What the task asks: Pull out every line containing the string "text".

Listed entries:
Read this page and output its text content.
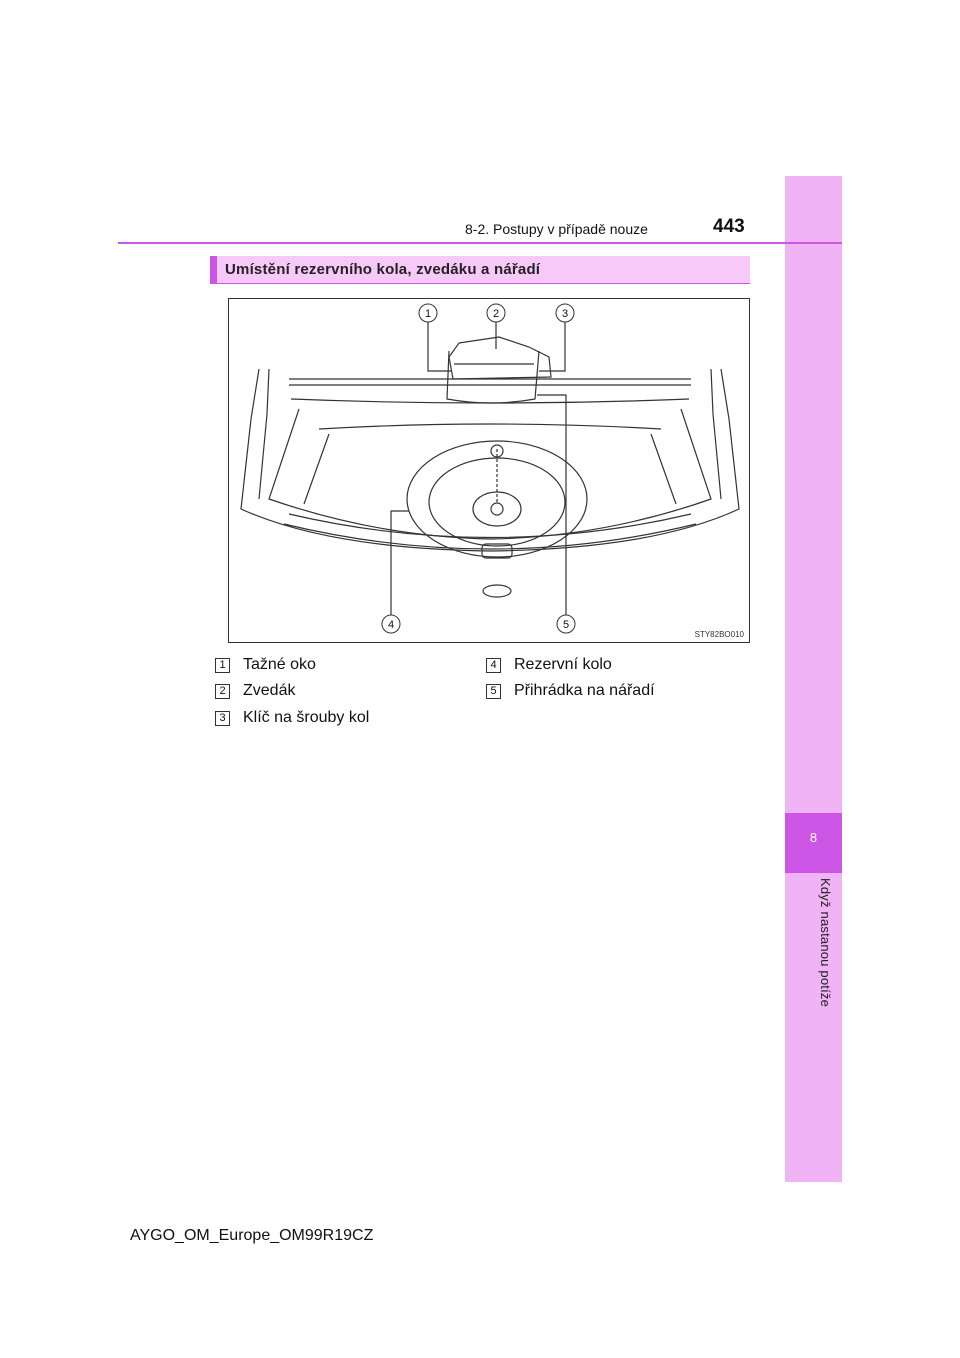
8
Když nastanou potíže
8-2. Postupy v případě nouze	443
Umístění rezervního kola, zvedáku a nářadí
1	2	3
4	5
STY82BO010
1 Tažné oko
2 Zvedák
3 Klíč na šrouby kol
4 Rezervní kolo
5 Přihrádka na nářadí
AYGO_OM_Europe_OM99R19CZ
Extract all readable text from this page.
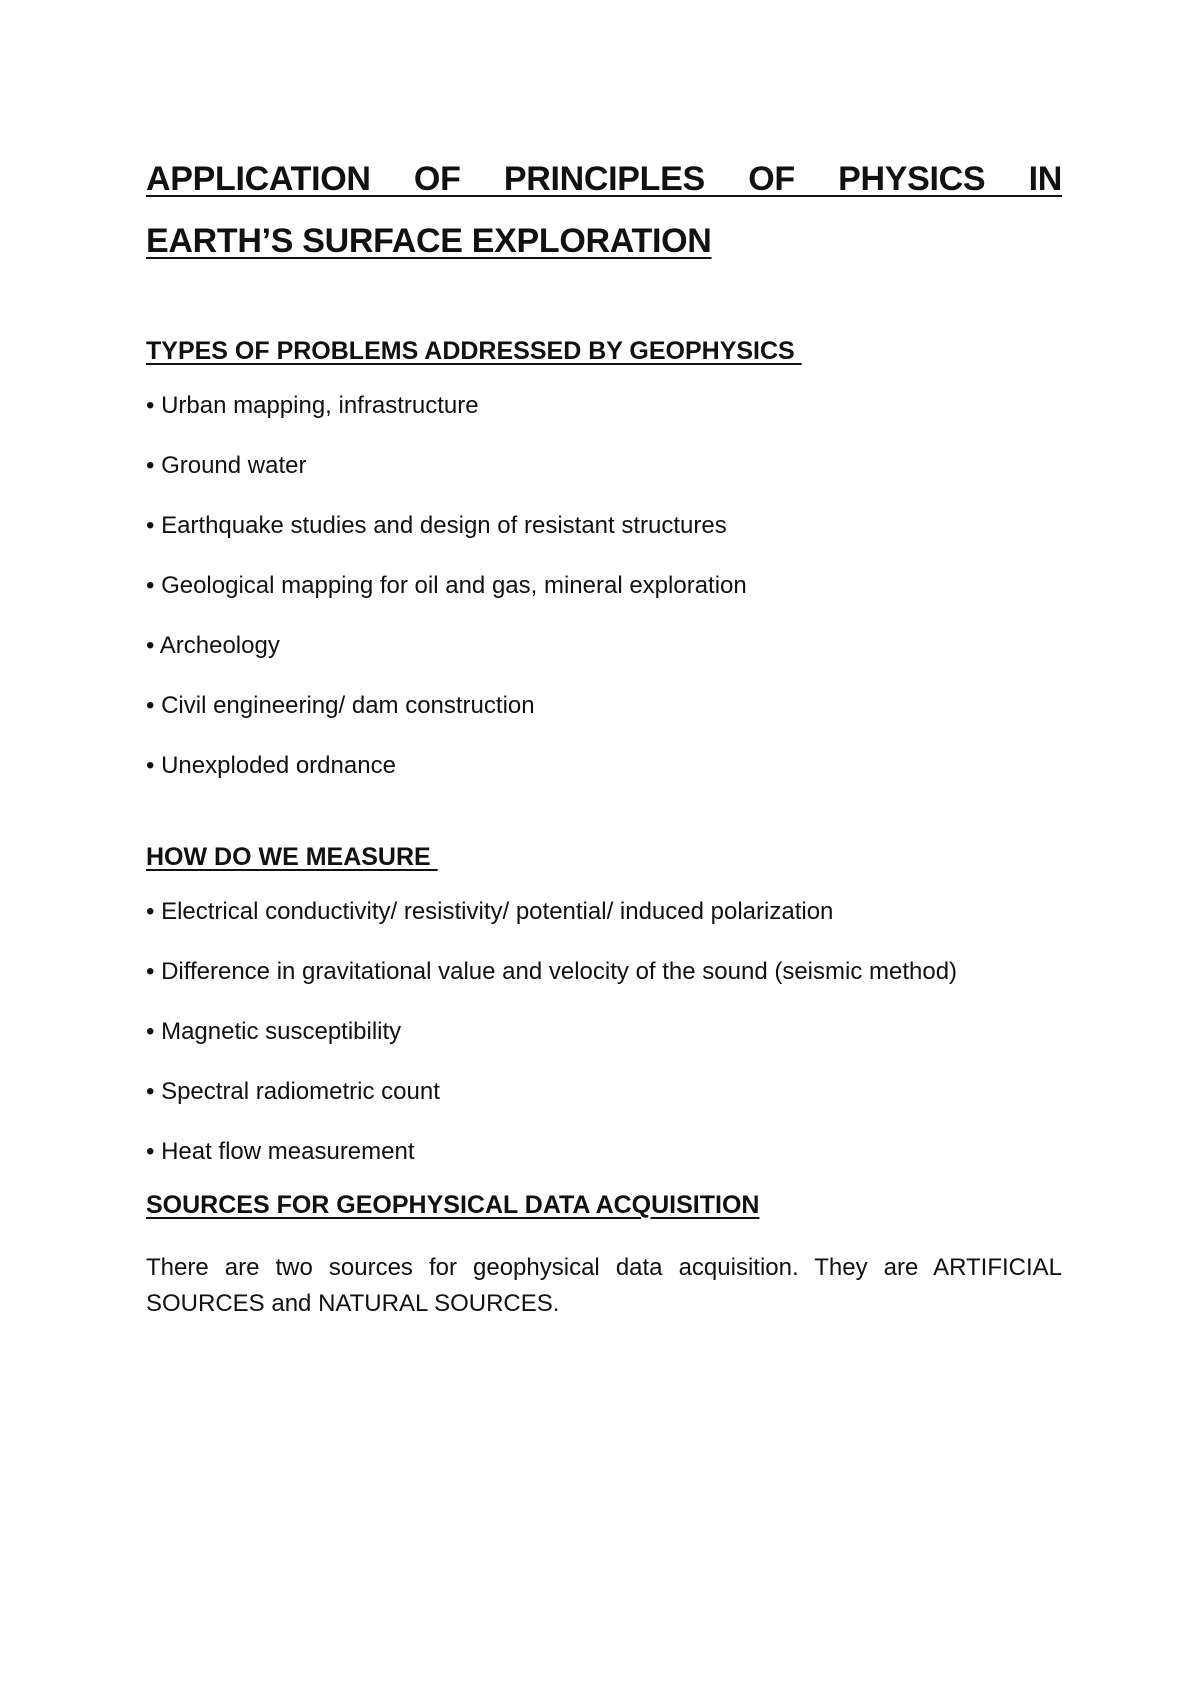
APPLICATION OF PRINCIPLES OF PHYSICS IN
EARTH’S SURFACE EXPLORATION
TYPES OF PROBLEMS ADDRESSED BY GEOPHYSICS
• Urban mapping, infrastructure
• Ground water
• Earthquake studies and design of resistant structures
• Geological mapping for oil and gas, mineral exploration
• Archeology
• Civil engineering/ dam construction
• Unexploded ordnance
HOW DO WE MEASURE
• Electrical conductivity/ resistivity/ potential/ induced polarization
• Difference in gravitational value and velocity of the sound (seismic method)
• Magnetic susceptibility
• Spectral radiometric count
• Heat flow measurement
SOURCES FOR GEOPHYSICAL DATA ACQUISITION

There are two sources for geophysical data acquisition. They are ARTIFICIAL SOURCES and NATURAL SOURCES.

Expected output:
Read this page and output its text content.
Extract all readable text from this page.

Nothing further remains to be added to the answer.